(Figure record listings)
———
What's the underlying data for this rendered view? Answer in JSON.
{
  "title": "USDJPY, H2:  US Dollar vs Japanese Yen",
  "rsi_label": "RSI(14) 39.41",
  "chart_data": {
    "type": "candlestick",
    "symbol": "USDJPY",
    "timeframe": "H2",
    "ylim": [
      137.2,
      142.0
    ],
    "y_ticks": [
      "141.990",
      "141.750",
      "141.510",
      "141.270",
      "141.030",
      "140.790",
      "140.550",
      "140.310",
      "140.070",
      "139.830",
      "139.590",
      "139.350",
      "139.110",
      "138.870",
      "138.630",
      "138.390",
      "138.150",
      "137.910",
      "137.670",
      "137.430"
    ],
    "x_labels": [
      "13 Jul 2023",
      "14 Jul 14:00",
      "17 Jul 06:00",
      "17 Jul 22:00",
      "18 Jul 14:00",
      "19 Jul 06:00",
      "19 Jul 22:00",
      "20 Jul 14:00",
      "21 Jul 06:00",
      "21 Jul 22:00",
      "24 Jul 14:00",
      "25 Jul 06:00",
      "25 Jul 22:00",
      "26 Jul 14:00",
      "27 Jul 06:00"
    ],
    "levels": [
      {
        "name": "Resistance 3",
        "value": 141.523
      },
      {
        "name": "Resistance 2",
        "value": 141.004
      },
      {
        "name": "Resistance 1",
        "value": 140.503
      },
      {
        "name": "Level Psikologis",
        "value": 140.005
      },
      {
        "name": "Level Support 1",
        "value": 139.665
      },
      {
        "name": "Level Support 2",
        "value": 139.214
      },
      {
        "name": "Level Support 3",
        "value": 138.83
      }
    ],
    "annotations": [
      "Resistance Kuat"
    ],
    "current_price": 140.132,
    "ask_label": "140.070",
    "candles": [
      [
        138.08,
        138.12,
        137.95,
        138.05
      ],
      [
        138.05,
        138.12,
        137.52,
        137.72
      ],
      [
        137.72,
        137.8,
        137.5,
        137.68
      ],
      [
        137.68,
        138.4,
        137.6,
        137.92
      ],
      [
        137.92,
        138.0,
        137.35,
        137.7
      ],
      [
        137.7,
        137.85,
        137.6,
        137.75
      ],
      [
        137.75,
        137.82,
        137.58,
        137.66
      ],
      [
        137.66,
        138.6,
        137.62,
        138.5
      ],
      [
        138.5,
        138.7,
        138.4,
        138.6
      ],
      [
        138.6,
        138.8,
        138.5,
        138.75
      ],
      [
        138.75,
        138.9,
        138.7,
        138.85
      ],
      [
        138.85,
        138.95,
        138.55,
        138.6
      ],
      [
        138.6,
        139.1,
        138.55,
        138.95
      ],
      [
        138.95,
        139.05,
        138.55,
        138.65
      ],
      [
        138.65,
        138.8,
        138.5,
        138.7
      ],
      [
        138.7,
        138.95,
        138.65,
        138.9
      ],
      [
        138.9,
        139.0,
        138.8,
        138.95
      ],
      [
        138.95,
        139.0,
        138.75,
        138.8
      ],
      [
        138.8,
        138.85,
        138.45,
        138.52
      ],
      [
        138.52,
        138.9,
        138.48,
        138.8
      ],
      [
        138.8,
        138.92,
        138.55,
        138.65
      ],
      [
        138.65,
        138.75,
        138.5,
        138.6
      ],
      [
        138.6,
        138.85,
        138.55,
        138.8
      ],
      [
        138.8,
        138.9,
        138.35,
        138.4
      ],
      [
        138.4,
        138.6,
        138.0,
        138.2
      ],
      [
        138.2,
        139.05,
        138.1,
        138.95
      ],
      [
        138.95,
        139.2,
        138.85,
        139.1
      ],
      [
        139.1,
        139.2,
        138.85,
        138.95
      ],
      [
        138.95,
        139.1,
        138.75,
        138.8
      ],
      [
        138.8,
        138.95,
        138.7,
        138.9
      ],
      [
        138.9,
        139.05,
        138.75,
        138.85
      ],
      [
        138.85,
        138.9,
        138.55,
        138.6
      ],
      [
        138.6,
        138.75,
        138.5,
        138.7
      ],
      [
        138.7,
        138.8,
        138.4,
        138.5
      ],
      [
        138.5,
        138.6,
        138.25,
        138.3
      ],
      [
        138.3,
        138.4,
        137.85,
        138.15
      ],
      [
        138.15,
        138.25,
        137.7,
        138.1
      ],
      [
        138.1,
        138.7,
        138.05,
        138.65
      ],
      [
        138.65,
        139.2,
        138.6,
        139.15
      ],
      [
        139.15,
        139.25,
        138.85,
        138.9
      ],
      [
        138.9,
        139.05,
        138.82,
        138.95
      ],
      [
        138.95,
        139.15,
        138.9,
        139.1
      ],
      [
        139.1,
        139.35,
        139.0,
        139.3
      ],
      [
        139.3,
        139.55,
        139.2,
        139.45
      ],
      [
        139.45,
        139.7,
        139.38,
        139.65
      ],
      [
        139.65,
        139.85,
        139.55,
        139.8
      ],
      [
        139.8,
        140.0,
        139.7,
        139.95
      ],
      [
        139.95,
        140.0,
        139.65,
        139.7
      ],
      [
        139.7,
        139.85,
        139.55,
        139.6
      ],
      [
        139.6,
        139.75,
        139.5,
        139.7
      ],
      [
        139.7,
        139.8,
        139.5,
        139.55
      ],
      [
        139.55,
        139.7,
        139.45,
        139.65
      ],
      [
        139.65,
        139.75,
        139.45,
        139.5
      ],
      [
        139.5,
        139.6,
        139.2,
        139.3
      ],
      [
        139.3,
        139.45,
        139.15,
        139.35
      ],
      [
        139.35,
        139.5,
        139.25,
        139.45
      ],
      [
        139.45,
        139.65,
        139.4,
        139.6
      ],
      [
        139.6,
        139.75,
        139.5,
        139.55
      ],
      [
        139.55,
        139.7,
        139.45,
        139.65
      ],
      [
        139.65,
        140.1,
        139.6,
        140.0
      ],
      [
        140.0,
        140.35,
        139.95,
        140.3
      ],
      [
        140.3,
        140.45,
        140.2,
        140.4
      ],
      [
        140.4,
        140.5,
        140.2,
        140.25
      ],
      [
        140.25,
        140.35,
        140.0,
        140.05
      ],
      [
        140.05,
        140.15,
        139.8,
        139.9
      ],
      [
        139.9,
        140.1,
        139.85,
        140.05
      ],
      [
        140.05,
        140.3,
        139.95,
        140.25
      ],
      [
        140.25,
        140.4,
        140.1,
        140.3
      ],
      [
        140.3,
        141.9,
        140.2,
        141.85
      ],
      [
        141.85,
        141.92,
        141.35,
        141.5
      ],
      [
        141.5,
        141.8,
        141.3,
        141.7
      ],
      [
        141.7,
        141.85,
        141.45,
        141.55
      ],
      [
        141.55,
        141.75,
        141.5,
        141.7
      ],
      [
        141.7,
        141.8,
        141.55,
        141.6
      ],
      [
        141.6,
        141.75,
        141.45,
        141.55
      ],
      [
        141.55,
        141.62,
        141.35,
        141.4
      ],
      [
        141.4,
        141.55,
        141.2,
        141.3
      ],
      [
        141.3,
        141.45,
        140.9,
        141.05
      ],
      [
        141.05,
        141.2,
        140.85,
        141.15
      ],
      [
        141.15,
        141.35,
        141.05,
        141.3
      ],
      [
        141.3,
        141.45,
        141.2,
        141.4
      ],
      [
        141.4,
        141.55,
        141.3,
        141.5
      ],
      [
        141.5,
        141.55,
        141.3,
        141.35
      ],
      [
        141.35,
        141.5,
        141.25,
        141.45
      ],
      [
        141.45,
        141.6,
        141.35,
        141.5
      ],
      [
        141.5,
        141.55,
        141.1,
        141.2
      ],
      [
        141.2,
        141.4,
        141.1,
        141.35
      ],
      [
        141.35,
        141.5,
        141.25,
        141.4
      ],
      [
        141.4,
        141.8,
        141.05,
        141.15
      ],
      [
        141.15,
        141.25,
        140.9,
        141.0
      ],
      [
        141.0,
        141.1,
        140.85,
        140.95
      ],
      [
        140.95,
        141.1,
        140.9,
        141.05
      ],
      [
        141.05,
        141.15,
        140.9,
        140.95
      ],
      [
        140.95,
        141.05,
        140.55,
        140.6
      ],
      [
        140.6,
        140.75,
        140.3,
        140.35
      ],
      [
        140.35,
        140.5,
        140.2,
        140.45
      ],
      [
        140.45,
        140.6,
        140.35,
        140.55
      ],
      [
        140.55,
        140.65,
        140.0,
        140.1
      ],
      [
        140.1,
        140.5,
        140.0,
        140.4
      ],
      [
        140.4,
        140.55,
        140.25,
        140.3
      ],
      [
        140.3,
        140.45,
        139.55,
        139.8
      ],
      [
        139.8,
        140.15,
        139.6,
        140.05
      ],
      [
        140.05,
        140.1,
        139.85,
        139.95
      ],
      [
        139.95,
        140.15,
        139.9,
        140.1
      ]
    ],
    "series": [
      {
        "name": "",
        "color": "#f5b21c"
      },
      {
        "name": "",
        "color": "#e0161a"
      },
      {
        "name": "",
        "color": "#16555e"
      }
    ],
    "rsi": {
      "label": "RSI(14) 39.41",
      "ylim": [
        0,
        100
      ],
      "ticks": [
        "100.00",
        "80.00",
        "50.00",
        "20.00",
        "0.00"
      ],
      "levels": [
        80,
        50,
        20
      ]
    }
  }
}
———
#### YOUR GOAL
Every line above that contains the word "name" should be reported.

#### REPLY TO THE TASK
        "name": "Resistance 3",
        "name": "Resistance 2",
        "name": "Resistance 1",
        "name": "Level Psikologis",
        "name": "Level Support 1",
        "name": "Level Support 2",
        "name": "Level Support 3",
        "name": "",
        "name": "",
        "name": "",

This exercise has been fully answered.